[Texto proporcionado]

Camila Monclova y Jorge Luis Ramos en una escena de “Otoño en familia”. (Suministrada)

Quienes venimos de pueblo chiquito conocemos de primera mano ciertas frases. “De eso no se habla”; “todo el mundo lo sabe”; “es mejor hacerse de la vista gorda”; “allá Marta con sus pollos”… Todas invitando al silencio y a la aceptación de una impunidad normalizada.

El pasado viernes 23 de agosto estrenó “Otoño en familia”, la más reciente entrega de la Dra. Myrna Casas, pilar de la dramaturgia puertorriqueña contemporánea. Hace cinco décadas debutó como escritora en el Festival de Teatro Puertorriqueño del Instituto de Cultura Puertorriqueña, con el drama “Cristal roto en el tiempo” (1960). Medio siglo después sigue en cartel con agenda pendiente.

“Otoño en familia”, parte de una tetralogía teatral comenzada por “Verano, verano”, en la que Casas explora temas de familia, se asoma a realidades muy escandalosas, aunque comunes para la sociedad puertorriqueña de mediados del siglo pasado. Esta historia ubica en un pueblo del centro. En cada pueblo se sabía del padre que embarazó a una hija o del tío a su sobrina. Imperaba la impunidad. Los secretos a voces solo alimentaban el morbo sin intención alguna de procurar justicia. La escritora aborda el tema con el mismo matiz ajeno de lo que se menciona, pero no se dice. Igual aborda la homosexualidad, desde las cadenas que acarrea el callar.

[/Texto proporcionado]

[Consigna 1] Traduce al inglés esta oración de la reseña de “Otoño en familia”: “Los secretos a voces solo alimentaban el morbo sin intención alguna de procurar justicia.”
[Consigna 2] Copia sin cambios el fragmento de la reseña de “Otoño en familia” que empieza con “Camila Monclova y” y sigue hasta “una impunidad normalizada.”.

[Registros proporcionados]

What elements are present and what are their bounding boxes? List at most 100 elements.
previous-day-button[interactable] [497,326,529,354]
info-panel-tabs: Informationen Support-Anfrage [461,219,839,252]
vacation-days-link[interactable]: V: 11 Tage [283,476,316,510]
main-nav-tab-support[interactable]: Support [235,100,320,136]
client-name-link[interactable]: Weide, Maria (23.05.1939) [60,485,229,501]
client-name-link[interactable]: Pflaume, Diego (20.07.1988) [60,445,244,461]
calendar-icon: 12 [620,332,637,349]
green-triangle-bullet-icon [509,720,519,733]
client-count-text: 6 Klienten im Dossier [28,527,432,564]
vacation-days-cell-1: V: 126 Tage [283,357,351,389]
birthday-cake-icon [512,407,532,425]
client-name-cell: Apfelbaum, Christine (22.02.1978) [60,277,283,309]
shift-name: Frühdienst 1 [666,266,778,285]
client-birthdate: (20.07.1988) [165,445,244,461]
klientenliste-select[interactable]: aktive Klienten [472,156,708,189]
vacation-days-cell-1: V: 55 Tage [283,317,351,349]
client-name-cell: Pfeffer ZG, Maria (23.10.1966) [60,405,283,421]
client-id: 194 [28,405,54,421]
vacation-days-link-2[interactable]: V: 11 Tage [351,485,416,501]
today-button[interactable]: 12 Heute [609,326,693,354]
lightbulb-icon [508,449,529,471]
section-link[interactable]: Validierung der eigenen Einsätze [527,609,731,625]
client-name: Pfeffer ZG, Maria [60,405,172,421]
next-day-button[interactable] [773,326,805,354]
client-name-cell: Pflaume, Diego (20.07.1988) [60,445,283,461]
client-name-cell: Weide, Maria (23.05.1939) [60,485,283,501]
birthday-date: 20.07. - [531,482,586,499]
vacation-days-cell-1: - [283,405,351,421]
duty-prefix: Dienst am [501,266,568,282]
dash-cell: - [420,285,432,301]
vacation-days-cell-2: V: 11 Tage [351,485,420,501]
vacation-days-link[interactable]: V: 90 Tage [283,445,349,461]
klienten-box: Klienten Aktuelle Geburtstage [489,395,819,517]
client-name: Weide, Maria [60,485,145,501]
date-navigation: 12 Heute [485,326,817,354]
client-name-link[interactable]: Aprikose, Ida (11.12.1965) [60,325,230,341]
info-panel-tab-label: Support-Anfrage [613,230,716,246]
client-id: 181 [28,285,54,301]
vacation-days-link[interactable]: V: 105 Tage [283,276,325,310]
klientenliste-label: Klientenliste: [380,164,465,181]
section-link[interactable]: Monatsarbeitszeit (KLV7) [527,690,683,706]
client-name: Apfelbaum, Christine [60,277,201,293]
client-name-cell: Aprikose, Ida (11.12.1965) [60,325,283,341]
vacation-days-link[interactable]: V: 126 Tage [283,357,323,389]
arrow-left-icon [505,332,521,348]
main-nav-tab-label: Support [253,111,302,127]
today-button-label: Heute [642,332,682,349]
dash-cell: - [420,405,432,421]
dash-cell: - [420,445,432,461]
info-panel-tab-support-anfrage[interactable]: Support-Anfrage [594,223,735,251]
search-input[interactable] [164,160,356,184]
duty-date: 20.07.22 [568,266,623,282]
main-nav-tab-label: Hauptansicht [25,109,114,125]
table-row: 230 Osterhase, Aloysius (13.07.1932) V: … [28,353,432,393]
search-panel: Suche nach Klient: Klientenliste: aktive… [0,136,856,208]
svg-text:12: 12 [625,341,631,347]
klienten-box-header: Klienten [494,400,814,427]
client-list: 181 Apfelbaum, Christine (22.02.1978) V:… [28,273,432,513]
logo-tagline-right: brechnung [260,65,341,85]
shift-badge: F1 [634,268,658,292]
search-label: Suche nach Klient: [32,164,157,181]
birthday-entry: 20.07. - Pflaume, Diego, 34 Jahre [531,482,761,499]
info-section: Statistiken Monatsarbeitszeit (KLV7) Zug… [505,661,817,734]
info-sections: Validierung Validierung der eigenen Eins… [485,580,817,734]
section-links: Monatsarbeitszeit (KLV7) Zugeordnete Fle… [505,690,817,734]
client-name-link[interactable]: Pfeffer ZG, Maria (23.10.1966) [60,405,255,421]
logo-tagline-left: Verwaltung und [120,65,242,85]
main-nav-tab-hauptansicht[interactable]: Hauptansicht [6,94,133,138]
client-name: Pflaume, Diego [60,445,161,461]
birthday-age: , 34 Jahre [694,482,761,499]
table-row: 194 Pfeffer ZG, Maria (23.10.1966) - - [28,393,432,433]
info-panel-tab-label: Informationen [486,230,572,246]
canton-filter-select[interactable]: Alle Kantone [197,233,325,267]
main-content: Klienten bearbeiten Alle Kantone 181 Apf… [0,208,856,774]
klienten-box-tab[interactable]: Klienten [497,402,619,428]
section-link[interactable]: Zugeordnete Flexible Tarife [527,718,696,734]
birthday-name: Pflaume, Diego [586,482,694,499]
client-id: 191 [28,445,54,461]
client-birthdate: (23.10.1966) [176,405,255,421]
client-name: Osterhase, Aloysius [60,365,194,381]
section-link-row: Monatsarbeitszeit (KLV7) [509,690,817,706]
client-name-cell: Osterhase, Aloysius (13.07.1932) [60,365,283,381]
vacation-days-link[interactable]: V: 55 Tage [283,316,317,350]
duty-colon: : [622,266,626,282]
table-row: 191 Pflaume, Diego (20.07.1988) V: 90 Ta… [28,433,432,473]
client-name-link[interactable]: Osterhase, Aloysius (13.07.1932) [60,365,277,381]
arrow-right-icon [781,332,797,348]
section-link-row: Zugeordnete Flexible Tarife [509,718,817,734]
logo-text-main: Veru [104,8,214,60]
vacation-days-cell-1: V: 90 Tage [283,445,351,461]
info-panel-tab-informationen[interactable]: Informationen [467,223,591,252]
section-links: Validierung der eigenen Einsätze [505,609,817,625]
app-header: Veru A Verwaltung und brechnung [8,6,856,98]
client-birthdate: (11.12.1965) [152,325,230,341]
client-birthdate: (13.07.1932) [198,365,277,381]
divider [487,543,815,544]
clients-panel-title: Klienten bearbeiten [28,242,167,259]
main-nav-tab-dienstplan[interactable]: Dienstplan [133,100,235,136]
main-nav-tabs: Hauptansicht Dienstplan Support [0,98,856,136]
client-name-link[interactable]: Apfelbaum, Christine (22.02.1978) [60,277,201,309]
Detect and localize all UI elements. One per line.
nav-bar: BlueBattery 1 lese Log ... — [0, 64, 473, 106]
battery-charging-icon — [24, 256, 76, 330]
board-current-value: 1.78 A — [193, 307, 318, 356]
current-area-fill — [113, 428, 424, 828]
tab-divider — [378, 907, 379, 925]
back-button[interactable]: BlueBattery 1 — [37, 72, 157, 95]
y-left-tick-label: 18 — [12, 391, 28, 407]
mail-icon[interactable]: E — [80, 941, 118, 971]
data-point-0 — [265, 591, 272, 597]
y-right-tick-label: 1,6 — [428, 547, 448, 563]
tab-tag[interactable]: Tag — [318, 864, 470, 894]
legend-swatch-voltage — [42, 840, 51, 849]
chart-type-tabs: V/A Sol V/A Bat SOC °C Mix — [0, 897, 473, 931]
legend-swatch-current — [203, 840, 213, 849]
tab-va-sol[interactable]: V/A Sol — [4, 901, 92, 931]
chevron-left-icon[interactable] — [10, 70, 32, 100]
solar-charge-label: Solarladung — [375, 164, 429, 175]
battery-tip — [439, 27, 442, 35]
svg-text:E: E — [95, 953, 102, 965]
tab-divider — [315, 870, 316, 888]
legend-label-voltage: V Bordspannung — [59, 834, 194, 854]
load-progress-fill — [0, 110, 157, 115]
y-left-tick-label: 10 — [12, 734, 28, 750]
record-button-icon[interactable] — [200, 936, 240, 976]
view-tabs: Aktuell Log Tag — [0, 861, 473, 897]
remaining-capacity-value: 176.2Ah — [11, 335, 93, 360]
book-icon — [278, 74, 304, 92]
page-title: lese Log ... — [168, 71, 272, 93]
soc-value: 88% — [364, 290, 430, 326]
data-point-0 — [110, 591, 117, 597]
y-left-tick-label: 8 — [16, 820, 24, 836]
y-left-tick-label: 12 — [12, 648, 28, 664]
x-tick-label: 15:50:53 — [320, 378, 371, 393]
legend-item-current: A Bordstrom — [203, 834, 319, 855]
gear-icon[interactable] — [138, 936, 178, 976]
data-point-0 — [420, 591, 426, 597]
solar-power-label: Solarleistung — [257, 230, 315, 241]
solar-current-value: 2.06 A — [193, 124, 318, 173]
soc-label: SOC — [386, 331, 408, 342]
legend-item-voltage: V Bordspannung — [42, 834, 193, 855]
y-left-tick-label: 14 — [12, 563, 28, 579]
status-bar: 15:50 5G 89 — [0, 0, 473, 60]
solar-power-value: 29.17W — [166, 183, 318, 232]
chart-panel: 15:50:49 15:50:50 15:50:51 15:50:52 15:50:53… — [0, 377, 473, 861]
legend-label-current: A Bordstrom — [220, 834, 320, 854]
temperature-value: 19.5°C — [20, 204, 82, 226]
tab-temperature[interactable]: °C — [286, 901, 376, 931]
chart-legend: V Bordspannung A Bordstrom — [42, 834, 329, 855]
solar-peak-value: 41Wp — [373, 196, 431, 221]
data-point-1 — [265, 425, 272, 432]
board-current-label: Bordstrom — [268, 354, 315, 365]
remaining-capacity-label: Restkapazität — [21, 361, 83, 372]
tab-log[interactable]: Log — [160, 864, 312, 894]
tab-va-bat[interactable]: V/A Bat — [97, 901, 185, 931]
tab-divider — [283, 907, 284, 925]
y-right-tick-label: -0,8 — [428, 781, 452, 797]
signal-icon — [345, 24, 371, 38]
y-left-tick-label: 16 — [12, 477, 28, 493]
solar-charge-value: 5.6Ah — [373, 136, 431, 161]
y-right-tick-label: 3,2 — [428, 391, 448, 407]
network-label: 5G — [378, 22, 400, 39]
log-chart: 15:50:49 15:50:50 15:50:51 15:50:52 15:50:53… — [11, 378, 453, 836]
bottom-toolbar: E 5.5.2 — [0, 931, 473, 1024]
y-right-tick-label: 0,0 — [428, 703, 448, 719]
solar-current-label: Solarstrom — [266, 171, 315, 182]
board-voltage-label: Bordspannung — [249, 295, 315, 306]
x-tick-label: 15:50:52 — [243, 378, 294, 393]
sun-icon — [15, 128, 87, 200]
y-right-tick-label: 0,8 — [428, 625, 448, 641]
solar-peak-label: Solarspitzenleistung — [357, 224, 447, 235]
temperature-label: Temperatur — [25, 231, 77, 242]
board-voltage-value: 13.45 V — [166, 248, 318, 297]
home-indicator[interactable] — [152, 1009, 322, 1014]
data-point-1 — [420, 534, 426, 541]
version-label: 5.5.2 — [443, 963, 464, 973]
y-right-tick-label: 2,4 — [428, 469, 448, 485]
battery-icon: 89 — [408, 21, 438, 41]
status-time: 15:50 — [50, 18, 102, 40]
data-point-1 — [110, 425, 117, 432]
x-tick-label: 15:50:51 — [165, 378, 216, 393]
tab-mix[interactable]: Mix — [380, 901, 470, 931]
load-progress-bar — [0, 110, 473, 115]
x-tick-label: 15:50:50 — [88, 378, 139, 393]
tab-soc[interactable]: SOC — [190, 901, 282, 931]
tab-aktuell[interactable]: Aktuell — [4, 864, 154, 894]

[/Registros proporcionados]

[Respuesta 1] Open secrets only fed morbid curiosity, with no intention whatsoever of seeking justice.

[Respuesta 2]
Camila Monclova y Jorge Luis Ramos en una escena de “Otoño en familia”. (Suministrada)

Quienes venimos de pueblo chiquito conocemos de primera mano ciertas frases. “De eso no se habla”; “todo el mundo lo sabe”; “es mejor hacerse de la vista gorda”; “allá Marta con sus pollos”… Todas invitando al silencio y a la aceptación de una impunidad normalizada.